### [What is needed]
Gather all lines in the entries that include the word "preliminary".
[start of Material for the task]
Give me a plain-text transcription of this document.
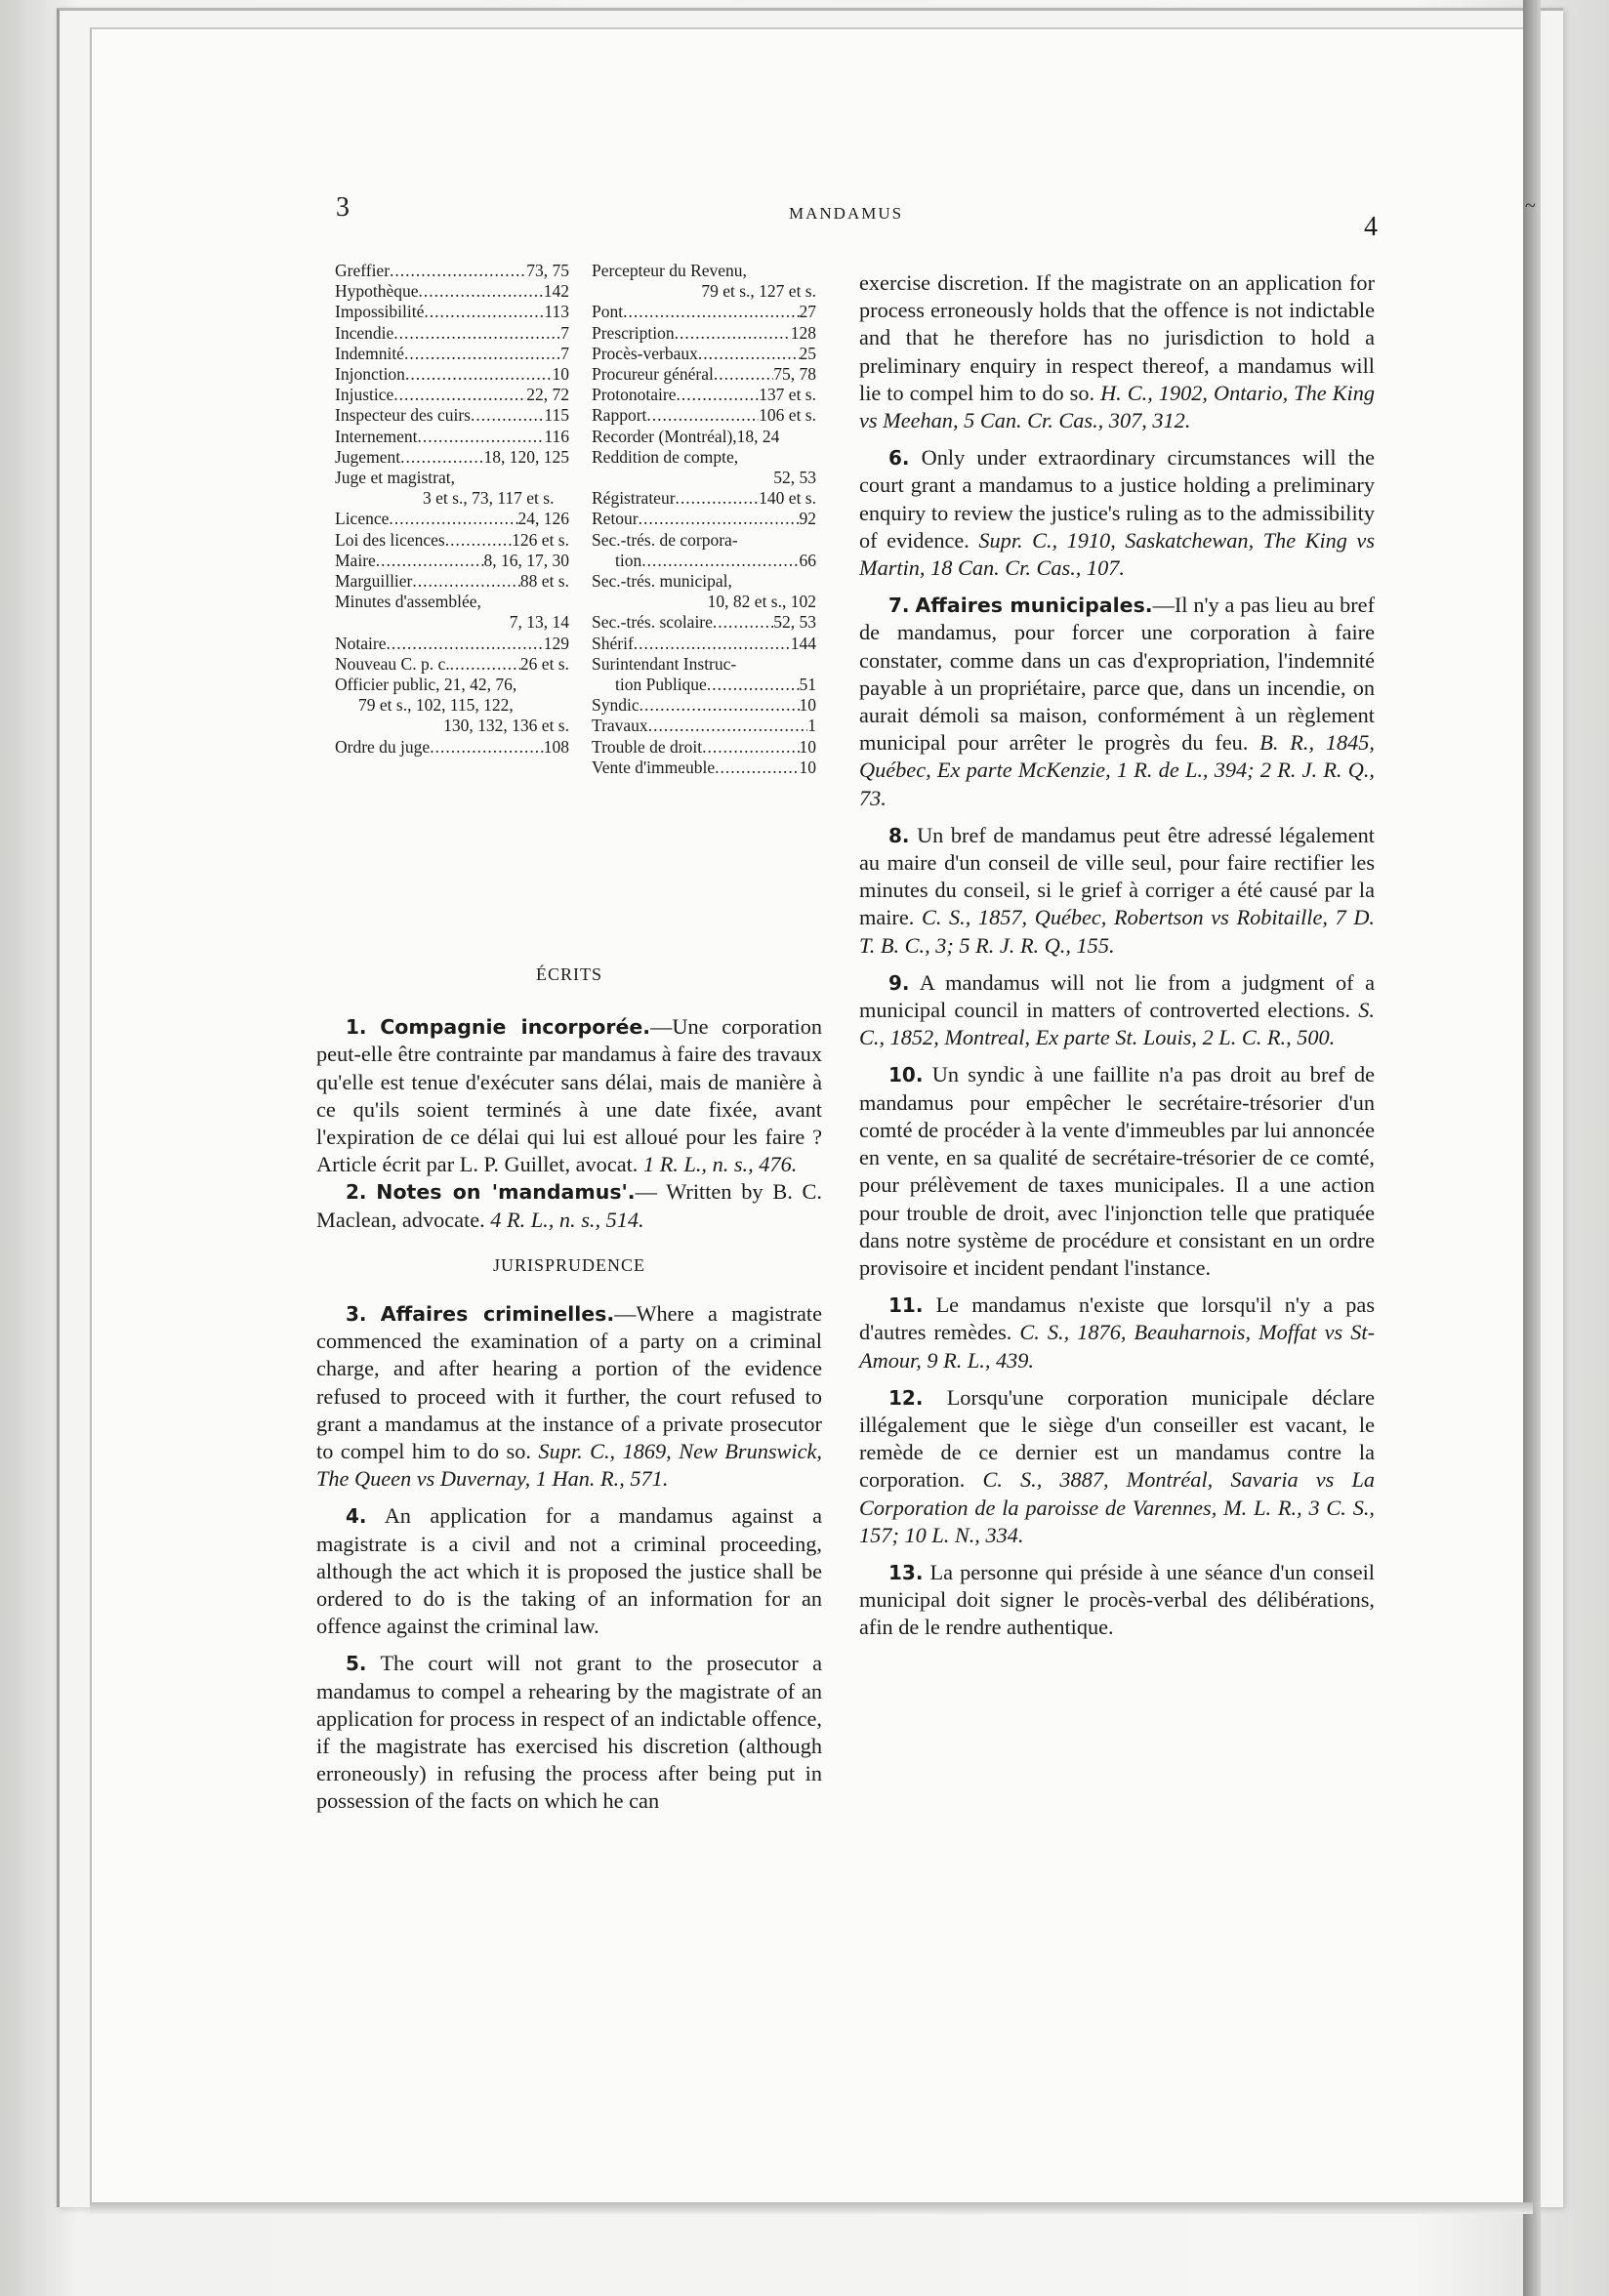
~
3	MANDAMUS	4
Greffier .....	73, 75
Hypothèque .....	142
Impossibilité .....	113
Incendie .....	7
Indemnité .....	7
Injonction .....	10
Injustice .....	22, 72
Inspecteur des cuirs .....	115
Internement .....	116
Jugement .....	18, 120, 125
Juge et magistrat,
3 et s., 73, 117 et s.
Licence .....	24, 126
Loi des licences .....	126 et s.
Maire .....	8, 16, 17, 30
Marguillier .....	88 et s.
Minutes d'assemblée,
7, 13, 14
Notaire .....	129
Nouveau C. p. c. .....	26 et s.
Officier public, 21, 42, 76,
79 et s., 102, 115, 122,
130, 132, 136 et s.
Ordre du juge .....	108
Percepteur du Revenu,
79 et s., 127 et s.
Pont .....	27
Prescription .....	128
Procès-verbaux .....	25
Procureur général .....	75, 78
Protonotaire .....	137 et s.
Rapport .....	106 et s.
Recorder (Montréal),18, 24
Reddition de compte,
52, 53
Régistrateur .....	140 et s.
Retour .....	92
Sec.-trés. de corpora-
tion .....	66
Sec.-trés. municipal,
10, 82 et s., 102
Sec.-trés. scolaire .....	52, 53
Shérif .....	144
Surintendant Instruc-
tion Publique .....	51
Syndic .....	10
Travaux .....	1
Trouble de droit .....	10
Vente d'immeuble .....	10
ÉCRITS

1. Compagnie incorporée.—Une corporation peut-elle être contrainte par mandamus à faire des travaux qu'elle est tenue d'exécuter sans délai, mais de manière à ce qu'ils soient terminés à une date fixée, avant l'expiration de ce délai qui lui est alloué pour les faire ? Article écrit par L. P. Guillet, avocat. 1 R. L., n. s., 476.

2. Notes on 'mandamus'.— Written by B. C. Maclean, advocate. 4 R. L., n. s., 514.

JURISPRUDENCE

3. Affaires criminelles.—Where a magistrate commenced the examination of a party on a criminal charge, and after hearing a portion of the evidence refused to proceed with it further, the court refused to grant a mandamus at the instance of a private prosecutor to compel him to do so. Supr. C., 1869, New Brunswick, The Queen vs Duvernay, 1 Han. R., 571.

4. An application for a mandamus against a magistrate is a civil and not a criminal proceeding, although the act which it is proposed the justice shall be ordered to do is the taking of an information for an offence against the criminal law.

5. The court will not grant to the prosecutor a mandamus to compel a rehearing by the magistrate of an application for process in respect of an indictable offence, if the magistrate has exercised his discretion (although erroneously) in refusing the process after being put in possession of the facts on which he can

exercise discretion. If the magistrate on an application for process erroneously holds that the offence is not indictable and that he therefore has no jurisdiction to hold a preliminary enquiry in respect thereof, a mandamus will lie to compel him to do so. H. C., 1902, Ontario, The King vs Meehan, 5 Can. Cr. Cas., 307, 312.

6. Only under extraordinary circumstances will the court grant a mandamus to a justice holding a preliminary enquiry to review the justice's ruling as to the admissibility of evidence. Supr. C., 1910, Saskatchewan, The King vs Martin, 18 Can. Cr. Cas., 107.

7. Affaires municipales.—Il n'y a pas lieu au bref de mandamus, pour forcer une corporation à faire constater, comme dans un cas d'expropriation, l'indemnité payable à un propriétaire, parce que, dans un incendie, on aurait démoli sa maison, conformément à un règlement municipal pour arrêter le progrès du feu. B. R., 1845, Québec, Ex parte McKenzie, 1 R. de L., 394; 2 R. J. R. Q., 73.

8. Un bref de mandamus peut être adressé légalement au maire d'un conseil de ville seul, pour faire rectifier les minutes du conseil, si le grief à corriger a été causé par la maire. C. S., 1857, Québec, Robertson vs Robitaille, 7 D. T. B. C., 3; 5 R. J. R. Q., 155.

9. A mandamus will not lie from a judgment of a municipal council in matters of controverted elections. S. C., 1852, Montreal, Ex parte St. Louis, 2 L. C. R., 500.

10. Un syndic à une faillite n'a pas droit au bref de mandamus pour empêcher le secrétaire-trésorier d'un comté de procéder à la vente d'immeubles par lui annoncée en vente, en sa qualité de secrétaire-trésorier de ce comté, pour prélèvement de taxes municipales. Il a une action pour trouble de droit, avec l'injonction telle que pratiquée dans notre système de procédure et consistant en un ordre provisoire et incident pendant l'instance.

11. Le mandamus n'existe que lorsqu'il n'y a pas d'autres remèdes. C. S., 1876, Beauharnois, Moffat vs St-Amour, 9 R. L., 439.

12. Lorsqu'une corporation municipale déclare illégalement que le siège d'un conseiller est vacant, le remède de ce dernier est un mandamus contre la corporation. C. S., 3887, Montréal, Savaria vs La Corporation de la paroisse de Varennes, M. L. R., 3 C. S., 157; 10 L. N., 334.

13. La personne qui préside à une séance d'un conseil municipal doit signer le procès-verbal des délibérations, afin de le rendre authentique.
[end of Material for the task]
[start of Material for the task]
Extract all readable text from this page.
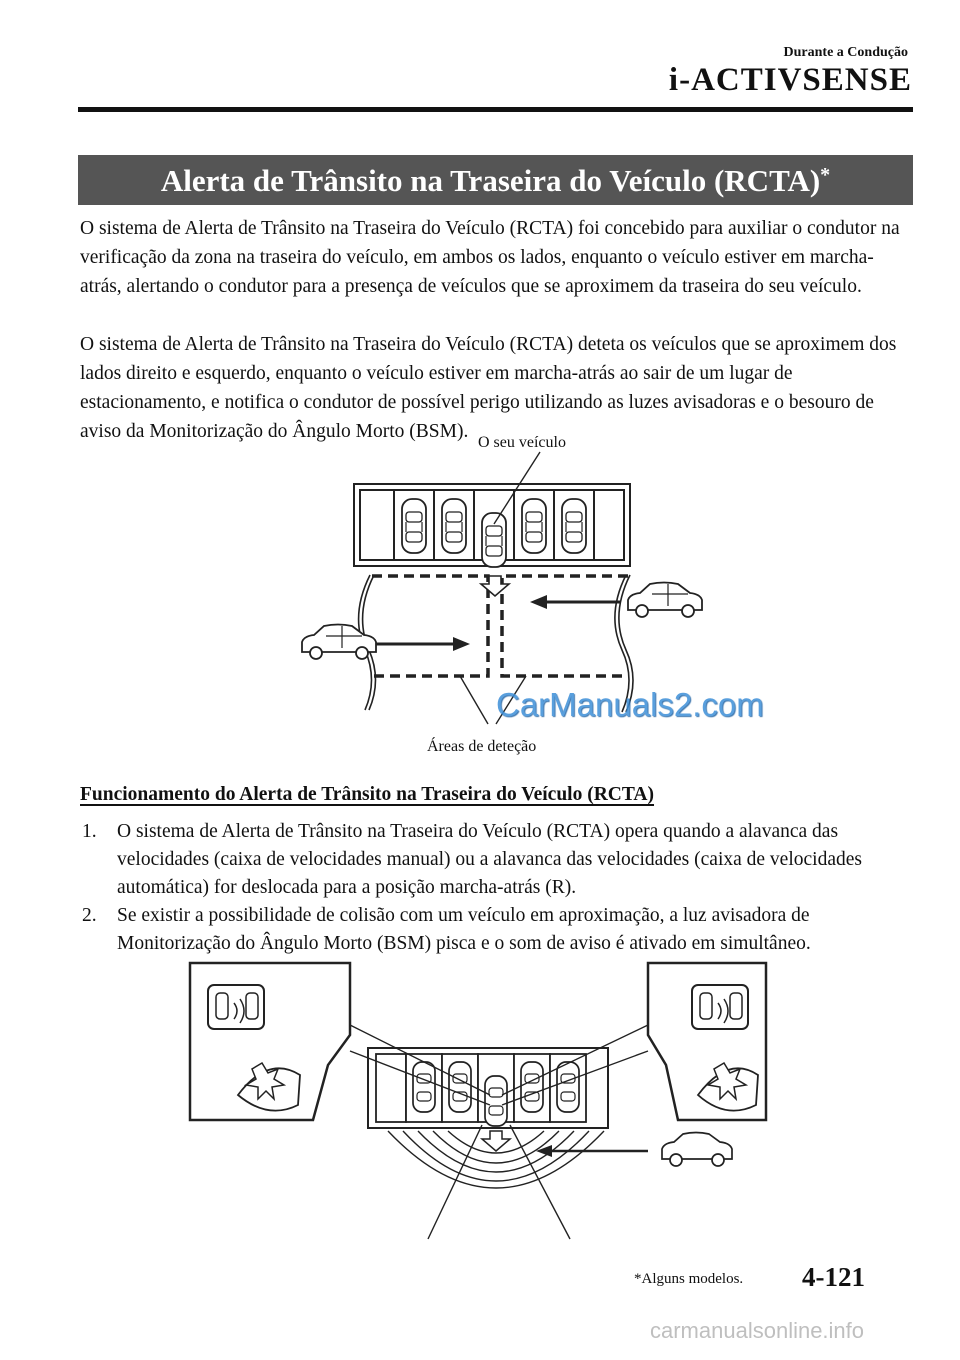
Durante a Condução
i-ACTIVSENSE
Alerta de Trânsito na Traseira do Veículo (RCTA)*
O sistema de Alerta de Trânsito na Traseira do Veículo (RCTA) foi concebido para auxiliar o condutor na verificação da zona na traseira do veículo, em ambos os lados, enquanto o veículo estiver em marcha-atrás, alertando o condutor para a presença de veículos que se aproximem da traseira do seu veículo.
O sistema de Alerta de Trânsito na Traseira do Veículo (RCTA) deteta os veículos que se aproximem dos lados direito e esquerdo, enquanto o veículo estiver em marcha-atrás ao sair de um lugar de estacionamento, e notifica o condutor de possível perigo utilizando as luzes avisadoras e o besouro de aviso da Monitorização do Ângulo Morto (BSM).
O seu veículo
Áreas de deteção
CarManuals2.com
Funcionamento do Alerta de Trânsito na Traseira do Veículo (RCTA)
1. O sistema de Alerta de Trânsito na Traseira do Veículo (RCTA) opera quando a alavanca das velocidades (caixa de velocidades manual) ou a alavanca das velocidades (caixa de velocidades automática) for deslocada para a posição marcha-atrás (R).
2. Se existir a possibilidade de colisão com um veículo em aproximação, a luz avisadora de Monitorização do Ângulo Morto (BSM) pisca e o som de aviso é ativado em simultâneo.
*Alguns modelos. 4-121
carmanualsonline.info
[end of Material for the task]
[start of Material for the task]
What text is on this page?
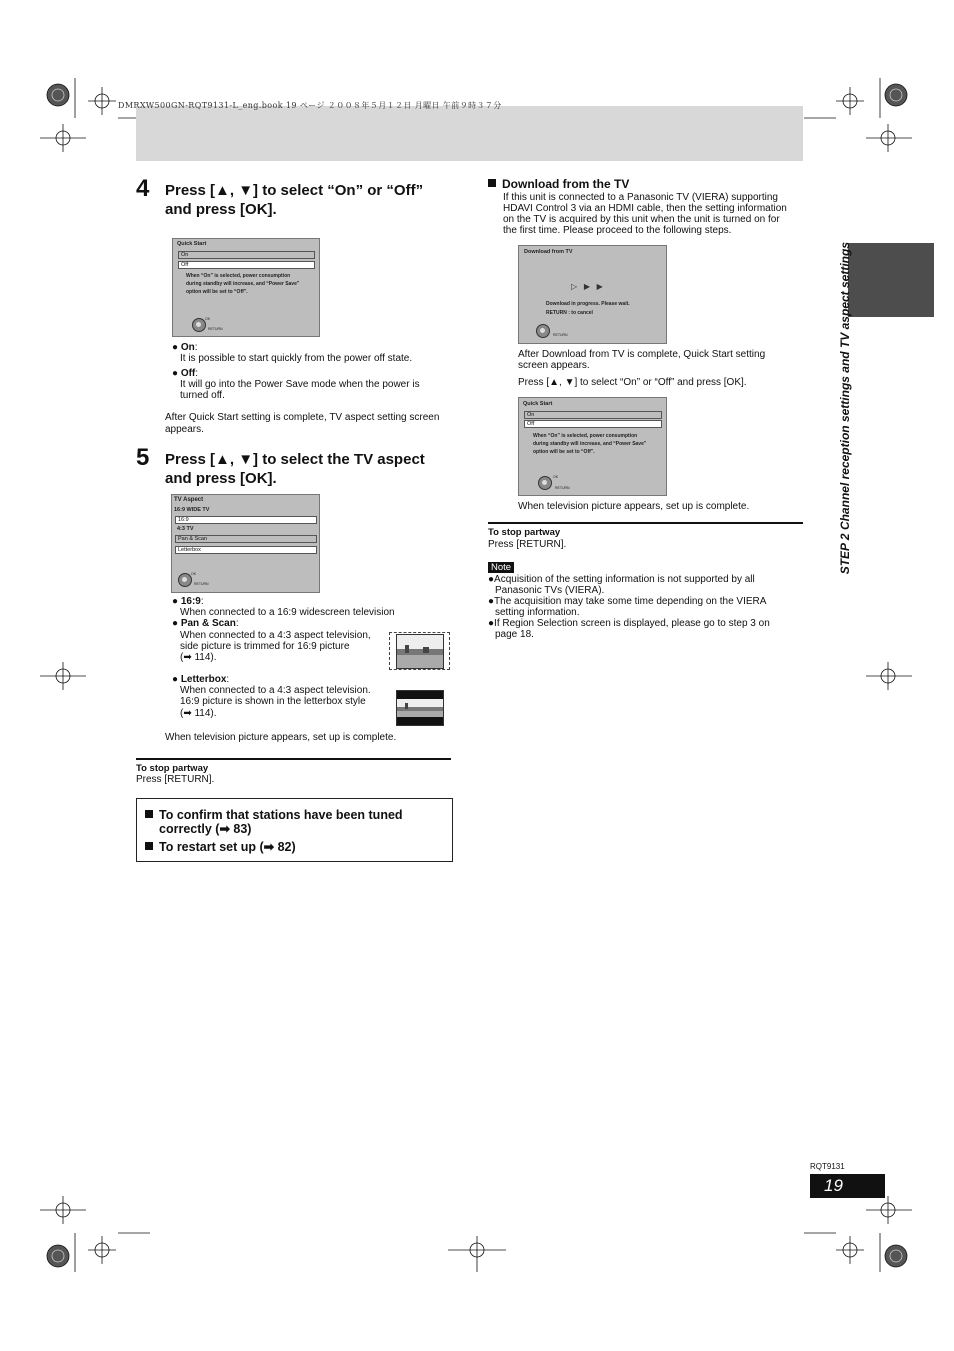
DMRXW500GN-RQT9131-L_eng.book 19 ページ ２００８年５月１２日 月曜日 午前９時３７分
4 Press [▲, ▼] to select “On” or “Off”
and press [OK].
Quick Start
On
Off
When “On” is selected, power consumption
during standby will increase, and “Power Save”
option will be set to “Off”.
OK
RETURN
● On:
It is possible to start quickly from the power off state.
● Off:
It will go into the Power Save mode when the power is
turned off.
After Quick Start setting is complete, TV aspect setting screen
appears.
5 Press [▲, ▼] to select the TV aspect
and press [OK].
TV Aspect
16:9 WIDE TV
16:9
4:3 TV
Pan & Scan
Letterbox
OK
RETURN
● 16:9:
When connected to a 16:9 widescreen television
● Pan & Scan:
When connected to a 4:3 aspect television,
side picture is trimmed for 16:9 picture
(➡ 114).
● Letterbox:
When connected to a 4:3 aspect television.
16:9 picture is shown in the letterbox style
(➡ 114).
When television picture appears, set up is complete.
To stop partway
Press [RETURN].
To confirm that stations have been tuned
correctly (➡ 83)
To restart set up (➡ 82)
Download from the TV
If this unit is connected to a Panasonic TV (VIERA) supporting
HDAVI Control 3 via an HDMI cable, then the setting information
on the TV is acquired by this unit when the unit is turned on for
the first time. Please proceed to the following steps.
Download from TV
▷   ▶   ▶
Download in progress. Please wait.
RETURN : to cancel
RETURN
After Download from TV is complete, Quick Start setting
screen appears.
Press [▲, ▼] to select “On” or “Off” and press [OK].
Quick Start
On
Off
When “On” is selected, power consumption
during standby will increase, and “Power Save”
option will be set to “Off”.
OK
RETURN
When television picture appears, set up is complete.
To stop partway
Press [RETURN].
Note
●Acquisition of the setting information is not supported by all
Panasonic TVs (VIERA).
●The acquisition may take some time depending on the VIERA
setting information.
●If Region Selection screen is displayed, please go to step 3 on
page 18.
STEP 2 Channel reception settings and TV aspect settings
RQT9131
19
[end of Material for the task]
### [Result of the task]
exercise discretion. If the magistrate on an application for process erroneously holds that the offence is not indictable and that he therefore has no jurisdiction to hold a preliminary enquiry in respect thereof, a mandamus will lie to compel him to do so. H. C., 1902, Ontario, The King vs Meehan, 5 Can. Cr. Cas., 307, 312.
6. Only under extraordinary circumstances will the court grant a mandamus to a justice holding a preliminary enquiry to review the justice's ruling as to the admissibility of evidence. Supr. C., 1910, Saskatchewan, The King vs Martin, 18 Can. Cr. Cas., 107.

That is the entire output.